[What is needed] Provide an exact reproduction of every entry.

Stored dataset items
================================

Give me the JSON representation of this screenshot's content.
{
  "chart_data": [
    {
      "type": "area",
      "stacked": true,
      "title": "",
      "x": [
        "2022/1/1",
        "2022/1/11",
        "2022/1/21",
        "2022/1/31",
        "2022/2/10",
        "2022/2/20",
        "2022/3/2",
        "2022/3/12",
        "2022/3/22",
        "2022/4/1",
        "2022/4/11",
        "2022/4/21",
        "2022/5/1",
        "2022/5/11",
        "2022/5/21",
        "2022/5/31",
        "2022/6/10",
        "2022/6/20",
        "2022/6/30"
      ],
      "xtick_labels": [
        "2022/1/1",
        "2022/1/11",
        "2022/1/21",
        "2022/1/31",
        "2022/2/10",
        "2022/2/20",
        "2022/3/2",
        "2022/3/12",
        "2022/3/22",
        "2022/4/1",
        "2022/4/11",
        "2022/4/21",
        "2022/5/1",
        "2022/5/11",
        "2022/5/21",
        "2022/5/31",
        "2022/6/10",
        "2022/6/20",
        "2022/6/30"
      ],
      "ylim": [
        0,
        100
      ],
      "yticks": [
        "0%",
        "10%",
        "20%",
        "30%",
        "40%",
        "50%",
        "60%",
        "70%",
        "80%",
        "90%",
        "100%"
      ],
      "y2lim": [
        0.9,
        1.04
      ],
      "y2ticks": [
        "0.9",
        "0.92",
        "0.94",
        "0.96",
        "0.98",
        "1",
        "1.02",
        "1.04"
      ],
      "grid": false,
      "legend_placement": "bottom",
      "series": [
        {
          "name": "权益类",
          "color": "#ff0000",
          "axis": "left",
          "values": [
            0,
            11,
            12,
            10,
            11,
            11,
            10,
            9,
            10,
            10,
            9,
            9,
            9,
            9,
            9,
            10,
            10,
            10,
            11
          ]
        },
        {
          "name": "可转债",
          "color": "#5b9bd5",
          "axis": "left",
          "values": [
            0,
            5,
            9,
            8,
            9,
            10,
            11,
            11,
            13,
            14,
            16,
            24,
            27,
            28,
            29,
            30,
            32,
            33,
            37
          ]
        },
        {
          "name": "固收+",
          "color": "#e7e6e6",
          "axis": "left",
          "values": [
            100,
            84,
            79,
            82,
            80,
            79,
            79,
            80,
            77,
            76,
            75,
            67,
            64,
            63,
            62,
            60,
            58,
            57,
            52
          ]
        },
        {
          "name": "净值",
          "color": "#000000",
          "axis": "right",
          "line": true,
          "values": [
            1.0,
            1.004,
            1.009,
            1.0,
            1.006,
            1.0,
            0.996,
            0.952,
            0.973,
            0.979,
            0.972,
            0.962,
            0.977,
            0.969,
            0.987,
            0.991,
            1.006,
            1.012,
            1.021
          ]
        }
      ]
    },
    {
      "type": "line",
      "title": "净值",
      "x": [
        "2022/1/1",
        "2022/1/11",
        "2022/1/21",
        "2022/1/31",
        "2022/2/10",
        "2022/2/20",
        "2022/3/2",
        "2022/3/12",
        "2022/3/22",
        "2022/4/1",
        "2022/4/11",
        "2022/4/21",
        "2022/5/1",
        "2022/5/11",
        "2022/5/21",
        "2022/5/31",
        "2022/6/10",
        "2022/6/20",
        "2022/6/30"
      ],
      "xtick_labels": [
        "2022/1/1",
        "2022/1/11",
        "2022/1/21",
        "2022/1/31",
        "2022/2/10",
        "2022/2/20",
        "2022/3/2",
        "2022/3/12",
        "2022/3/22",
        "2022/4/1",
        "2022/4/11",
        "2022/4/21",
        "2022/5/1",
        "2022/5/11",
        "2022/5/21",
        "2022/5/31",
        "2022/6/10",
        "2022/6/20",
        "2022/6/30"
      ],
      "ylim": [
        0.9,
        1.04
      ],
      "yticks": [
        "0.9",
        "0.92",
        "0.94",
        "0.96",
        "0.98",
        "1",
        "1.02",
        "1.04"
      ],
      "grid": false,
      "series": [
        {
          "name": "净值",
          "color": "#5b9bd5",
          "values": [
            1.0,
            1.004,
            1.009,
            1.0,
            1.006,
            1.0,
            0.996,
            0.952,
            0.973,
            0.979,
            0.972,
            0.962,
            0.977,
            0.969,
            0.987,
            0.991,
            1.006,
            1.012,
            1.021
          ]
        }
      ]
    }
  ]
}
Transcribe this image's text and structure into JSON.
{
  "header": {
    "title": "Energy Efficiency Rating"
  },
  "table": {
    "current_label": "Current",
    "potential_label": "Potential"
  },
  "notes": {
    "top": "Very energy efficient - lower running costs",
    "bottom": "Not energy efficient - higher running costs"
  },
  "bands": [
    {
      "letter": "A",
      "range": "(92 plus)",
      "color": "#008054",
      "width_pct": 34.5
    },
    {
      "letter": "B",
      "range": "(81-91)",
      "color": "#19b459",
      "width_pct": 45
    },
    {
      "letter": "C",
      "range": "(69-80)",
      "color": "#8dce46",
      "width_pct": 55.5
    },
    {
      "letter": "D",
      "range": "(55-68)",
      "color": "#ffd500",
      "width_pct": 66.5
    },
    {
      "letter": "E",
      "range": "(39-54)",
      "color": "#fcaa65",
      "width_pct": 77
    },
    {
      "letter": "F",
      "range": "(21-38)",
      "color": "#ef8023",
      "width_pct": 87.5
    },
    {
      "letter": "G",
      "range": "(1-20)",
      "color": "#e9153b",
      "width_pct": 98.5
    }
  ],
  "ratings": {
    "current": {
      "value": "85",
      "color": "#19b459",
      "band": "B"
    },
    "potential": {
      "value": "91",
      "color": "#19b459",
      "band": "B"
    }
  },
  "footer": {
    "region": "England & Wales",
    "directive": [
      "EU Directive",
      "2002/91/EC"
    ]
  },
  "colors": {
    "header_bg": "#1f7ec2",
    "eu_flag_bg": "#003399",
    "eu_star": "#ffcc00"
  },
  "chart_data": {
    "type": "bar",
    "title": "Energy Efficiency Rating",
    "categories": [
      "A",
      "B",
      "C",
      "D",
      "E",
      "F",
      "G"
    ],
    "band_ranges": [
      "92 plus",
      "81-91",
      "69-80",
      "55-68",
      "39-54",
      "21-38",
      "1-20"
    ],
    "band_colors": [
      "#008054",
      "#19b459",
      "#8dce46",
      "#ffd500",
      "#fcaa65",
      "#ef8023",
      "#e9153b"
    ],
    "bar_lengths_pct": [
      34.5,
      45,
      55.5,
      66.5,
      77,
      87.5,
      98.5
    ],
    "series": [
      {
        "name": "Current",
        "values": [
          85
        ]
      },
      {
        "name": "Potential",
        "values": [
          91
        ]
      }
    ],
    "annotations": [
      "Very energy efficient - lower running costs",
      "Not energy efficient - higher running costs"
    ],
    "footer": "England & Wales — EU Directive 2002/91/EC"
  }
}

================================

[Expected answer]
Give me the JSON representation of this screenshot's content.
{
  "chart_data": [
    {
      "type": "area",
      "stacked": true,
      "title": "",
      "x": [
        "2022/1/1",
        "2022/1/11",
        "2022/1/21",
        "2022/1/31",
        "2022/2/10",
        "2022/2/20",
        "2022/3/2",
        "2022/3/12",
        "2022/3/22",
        "2022/4/1",
        "2022/4/11",
        "2022/4/21",
        "2022/5/1",
        "2022/5/11",
        "2022/5/21",
        "2022/5/31",
        "2022/6/10",
        "2022/6/20",
        "2022/6/30"
      ],
      "xtick_labels": [
        "2022/1/1",
        "2022/1/11",
        "2022/1/21",
        "2022/1/31",
        "2022/2/10",
        "2022/2/20",
        "2022/3/2",
        "2022/3/12",
        "2022/3/22",
        "2022/4/1",
        "2022/4/11",
        "2022/4/21",
        "2022/5/1",
        "2022/5/11",
        "2022/5/21",
        "2022/5/31",
        "2022/6/10",
        "2022/6/20",
        "2022/6/30"
      ],
      "ylim": [
        0,
        100
      ],
      "yticks": [
        "0%",
        "10%",
        "20%",
        "30%",
        "40%",
        "50%",
        "60%",
        "70%",
        "80%",
        "90%",
        "100%"
      ],
      "y2lim": [
        0.9,
        1.04
      ],
      "y2ticks": [
        "0.9",
        "0.92",
        "0.94",
        "0.96",
        "0.98",
        "1",
        "1.02",
        "1.04"
      ],
      "grid": false,
      "legend_placement": "bottom",
      "series": [
        {
          "name": "权益类",
          "color": "#ff0000",
          "axis": "left",
          "values": [
            0,
            11,
            12,
            10,
            11,
            11,
            10,
            9,
            10,
            10,
            9,
            9,
            9,
            9,
            9,
            10,
            10,
            10,
            11
          ]
        },
        {
          "name": "可转债",
          "color": "#5b9bd5",
          "axis": "left",
          "values": [
            0,
            5,
            9,
            8,
            9,
            10,
            11,
            11,
            13,
            14,
            16,
            24,
            27,
            28,
            29,
            30,
            32,
            33,
            37
          ]
        },
        {
          "name": "固收+",
          "color": "#e7e6e6",
          "axis": "left",
          "values": [
            100,
            84,
            79,
            82,
            80,
            79,
            79,
            80,
            77,
            76,
            75,
            67,
            64,
            63,
            62,
            60,
            58,
            57,
            52
          ]
        },
        {
          "name": "净值",
          "color": "#000000",
          "axis": "right",
          "line": true,
          "values": [
            1.0,
            1.004,
            1.009,
            1.0,
            1.006,
            1.0,
            0.996,
            0.952,
            0.973,
            0.979,
            0.972,
            0.962,
            0.977,
            0.969,
            0.987,
            0.991,
            1.006,
            1.012,
            1.021
          ]
        }
      ]
    },
    {
      "type": "line",
      "title": "净值",
      "x": [
        "2022/1/1",
        "2022/1/11",
        "2022/1/21",
        "2022/1/31",
        "2022/2/10",
        "2022/2/20",
        "2022/3/2",
        "2022/3/12",
        "2022/3/22",
        "2022/4/1",
        "2022/4/11",
        "2022/4/21",
        "2022/5/1",
        "2022/5/11",
        "2022/5/21",
        "2022/5/31",
        "2022/6/10",
        "2022/6/20",
        "2022/6/30"
      ],
      "xtick_labels": [
        "2022/1/1",
        "2022/1/11",
        "2022/1/21",
        "2022/1/31",
        "2022/2/10",
        "2022/2/20",
        "2022/3/2",
        "2022/3/12",
        "2022/3/22",
        "2022/4/1",
        "2022/4/11",
        "2022/4/21",
        "2022/5/1",
        "2022/5/11",
        "2022/5/21",
        "2022/5/31",
        "2022/6/10",
        "2022/6/20",
        "2022/6/30"
      ],
      "ylim": [
        0.9,
        1.04
      ],
      "yticks": [
        "0.9",
        "0.92",
        "0.94",
        "0.96",
        "0.98",
        "1",
        "1.02",
        "1.04"
      ],
      "grid": false,
      "series": [
        {
          "name": "净值",
          "color": "#5b9bd5",
          "values": [
            1.0,
            1.004,
            1.009,
            1.0,
            1.006,
            1.0,
            0.996,
            0.952,
            0.973,
            0.979,
            0.972,
            0.962,
            0.977,
            0.969,
            0.987,
            0.991,
            1.006,
            1.012,
            1.021
          ]
        }
      ]
    }
  ]
}
Transcribe this image's text and structure into JSON.
{
  "header": {
    "title": "Energy Efficiency Rating"
  },
  "table": {
    "current_label": "Current",
    "potential_label": "Potential"
  },
  "notes": {
    "top": "Very energy efficient - lower running costs",
    "bottom": "Not energy efficient - higher running costs"
  },
  "bands": [
    {
      "letter": "A",
      "range": "(92 plus)",
      "color": "#008054",
      "width_pct": 34.5
    },
    {
      "letter": "B",
      "range": "(81-91)",
      "color": "#19b459",
      "width_pct": 45
    },
    {
      "letter": "C",
      "range": "(69-80)",
      "color": "#8dce46",
      "width_pct": 55.5
    },
    {
      "letter": "D",
      "range": "(55-68)",
      "color": "#ffd500",
      "width_pct": 66.5
    },
    {
      "letter": "E",
      "range": "(39-54)",
      "color": "#fcaa65",
      "width_pct": 77
    },
    {
      "letter": "F",
      "range": "(21-38)",
      "color": "#ef8023",
      "width_pct": 87.5
    },
    {
      "letter": "G",
      "range": "(1-20)",
      "color": "#e9153b",
      "width_pct": 98.5
    }
  ],
  "ratings": {
    "current": {
      "value": "85",
      "color": "#19b459",
      "band": "B"
    },
    "potential": {
      "value": "91",
      "color": "#19b459",
      "band": "B"
    }
  },
  "footer": {
    "region": "England & Wales",
    "directive": [
      "EU Directive",
      "2002/91/EC"
    ]
  },
  "colors": {
    "header_bg": "#1f7ec2",
    "eu_flag_bg": "#003399",
    "eu_star": "#ffcc00"
  },
  "chart_data": {
    "type": "bar",
    "title": "Energy Efficiency Rating",
    "categories": [
      "A",
      "B",
      "C",
      "D",
      "E",
      "F",
      "G"
    ],
    "band_ranges": [
      "92 plus",
      "81-91",
      "69-80",
      "55-68",
      "39-54",
      "21-38",
      "1-20"
    ],
    "band_colors": [
      "#008054",
      "#19b459",
      "#8dce46",
      "#ffd500",
      "#fcaa65",
      "#ef8023",
      "#e9153b"
    ],
    "bar_lengths_pct": [
      34.5,
      45,
      55.5,
      66.5,
      77,
      87.5,
      98.5
    ],
    "series": [
      {
        "name": "Current",
        "values": [
          85
        ]
      },
      {
        "name": "Potential",
        "values": [
          91
        ]
      }
    ],
    "annotations": [
      "Very energy efficient - lower running costs",
      "Not energy efficient - higher running costs"
    ],
    "footer": "England & Wales — EU Directive 2002/91/EC"
  }
}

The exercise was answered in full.